● Stated exercise
Please return the full listing below without altering anything.

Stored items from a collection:
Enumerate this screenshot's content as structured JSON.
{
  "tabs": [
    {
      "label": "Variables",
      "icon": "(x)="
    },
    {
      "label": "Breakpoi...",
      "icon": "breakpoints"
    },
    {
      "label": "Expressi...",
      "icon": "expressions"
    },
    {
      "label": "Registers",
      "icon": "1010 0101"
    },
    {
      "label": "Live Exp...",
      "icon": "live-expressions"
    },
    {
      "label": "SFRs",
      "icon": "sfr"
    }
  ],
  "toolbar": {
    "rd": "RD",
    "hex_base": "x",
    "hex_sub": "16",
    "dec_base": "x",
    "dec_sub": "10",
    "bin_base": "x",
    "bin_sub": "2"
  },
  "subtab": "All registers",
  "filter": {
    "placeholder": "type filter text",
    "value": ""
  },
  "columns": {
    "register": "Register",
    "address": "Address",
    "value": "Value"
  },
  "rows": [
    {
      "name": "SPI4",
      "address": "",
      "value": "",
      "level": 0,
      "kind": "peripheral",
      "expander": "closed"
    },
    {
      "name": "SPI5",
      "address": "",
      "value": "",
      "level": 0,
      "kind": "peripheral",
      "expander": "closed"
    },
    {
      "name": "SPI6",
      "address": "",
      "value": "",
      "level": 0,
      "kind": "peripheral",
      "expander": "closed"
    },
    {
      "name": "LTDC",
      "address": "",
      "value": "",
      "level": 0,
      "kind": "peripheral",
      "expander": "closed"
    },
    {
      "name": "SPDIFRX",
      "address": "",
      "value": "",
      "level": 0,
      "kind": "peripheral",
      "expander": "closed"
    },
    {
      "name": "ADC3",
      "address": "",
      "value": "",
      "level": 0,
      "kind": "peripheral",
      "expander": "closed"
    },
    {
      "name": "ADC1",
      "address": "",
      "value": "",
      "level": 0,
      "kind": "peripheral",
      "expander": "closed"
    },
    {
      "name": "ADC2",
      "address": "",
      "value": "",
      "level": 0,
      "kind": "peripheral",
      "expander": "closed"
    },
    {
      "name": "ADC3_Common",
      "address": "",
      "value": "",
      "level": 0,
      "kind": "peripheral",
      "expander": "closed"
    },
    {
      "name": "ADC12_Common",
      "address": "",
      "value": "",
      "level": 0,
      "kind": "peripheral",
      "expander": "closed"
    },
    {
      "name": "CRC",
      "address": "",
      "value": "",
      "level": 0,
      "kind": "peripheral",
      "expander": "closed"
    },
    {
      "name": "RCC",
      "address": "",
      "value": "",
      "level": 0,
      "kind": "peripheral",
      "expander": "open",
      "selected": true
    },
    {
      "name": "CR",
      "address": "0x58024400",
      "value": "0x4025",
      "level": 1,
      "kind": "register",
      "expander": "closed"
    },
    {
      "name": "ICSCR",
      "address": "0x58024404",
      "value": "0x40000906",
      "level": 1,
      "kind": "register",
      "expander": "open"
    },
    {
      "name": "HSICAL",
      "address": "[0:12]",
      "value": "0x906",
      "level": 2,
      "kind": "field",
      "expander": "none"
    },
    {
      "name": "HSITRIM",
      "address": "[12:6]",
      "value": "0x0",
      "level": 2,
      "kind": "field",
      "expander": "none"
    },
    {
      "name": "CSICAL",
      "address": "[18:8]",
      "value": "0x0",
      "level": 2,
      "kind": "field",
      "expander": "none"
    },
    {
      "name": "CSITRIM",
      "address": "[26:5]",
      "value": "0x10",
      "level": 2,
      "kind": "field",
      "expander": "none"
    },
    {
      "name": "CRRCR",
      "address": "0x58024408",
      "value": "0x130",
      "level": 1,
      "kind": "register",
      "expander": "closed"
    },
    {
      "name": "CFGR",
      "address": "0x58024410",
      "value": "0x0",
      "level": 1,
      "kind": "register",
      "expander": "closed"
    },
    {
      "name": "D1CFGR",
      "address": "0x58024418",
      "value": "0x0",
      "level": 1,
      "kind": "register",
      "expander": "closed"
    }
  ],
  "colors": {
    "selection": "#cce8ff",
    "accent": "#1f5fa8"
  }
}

● Reply
Enumerate this screenshot's content as structured JSON.
{
  "tabs": [
    {
      "label": "Variables",
      "icon": "(x)="
    },
    {
      "label": "Breakpoi...",
      "icon": "breakpoints"
    },
    {
      "label": "Expressi...",
      "icon": "expressions"
    },
    {
      "label": "Registers",
      "icon": "1010 0101"
    },
    {
      "label": "Live Exp...",
      "icon": "live-expressions"
    },
    {
      "label": "SFRs",
      "icon": "sfr"
    }
  ],
  "toolbar": {
    "rd": "RD",
    "hex_base": "x",
    "hex_sub": "16",
    "dec_base": "x",
    "dec_sub": "10",
    "bin_base": "x",
    "bin_sub": "2"
  },
  "subtab": "All registers",
  "filter": {
    "placeholder": "type filter text",
    "value": ""
  },
  "columns": {
    "register": "Register",
    "address": "Address",
    "value": "Value"
  },
  "rows": [
    {
      "name": "SPI4",
      "address": "",
      "value": "",
      "level": 0,
      "kind": "peripheral",
      "expander": "closed"
    },
    {
      "name": "SPI5",
      "address": "",
      "value": "",
      "level": 0,
      "kind": "peripheral",
      "expander": "closed"
    },
    {
      "name": "SPI6",
      "address": "",
      "value": "",
      "level": 0,
      "kind": "peripheral",
      "expander": "closed"
    },
    {
      "name": "LTDC",
      "address": "",
      "value": "",
      "level": 0,
      "kind": "peripheral",
      "expander": "closed"
    },
    {
      "name": "SPDIFRX",
      "address": "",
      "value": "",
      "level": 0,
      "kind": "peripheral",
      "expander": "closed"
    },
    {
      "name": "ADC3",
      "address": "",
      "value": "",
      "level": 0,
      "kind": "peripheral",
      "expander": "closed"
    },
    {
      "name": "ADC1",
      "address": "",
      "value": "",
      "level": 0,
      "kind": "peripheral",
      "expander": "closed"
    },
    {
      "name": "ADC2",
      "address": "",
      "value": "",
      "level": 0,
      "kind": "peripheral",
      "expander": "closed"
    },
    {
      "name": "ADC3_Common",
      "address": "",
      "value": "",
      "level": 0,
      "kind": "peripheral",
      "expander": "closed"
    },
    {
      "name": "ADC12_Common",
      "address": "",
      "value": "",
      "level": 0,
      "kind": "peripheral",
      "expander": "closed"
    },
    {
      "name": "CRC",
      "address": "",
      "value": "",
      "level": 0,
      "kind": "peripheral",
      "expander": "closed"
    },
    {
      "name": "RCC",
      "address": "",
      "value": "",
      "level": 0,
      "kind": "peripheral",
      "expander": "open",
      "selected": true
    },
    {
      "name": "CR",
      "address": "0x58024400",
      "value": "0x4025",
      "level": 1,
      "kind": "register",
      "expander": "closed"
    },
    {
      "name": "ICSCR",
      "address": "0x58024404",
      "value": "0x40000906",
      "level": 1,
      "kind": "register",
      "expander": "open"
    },
    {
      "name": "HSICAL",
      "address": "[0:12]",
      "value": "0x906",
      "level": 2,
      "kind": "field",
      "expander": "none"
    },
    {
      "name": "HSITRIM",
      "address": "[12:6]",
      "value": "0x0",
      "level": 2,
      "kind": "field",
      "expander": "none"
    },
    {
      "name": "CSICAL",
      "address": "[18:8]",
      "value": "0x0",
      "level": 2,
      "kind": "field",
      "expander": "none"
    },
    {
      "name": "CSITRIM",
      "address": "[26:5]",
      "value": "0x10",
      "level": 2,
      "kind": "field",
      "expander": "none"
    },
    {
      "name": "CRRCR",
      "address": "0x58024408",
      "value": "0x130",
      "level": 1,
      "kind": "register",
      "expander": "closed"
    },
    {
      "name": "CFGR",
      "address": "0x58024410",
      "value": "0x0",
      "level": 1,
      "kind": "register",
      "expander": "closed"
    },
    {
      "name": "D1CFGR",
      "address": "0x58024418",
      "value": "0x0",
      "level": 1,
      "kind": "register",
      "expander": "closed"
    }
  ],
  "colors": {
    "selection": "#cce8ff",
    "accent": "#1f5fa8"
  }
}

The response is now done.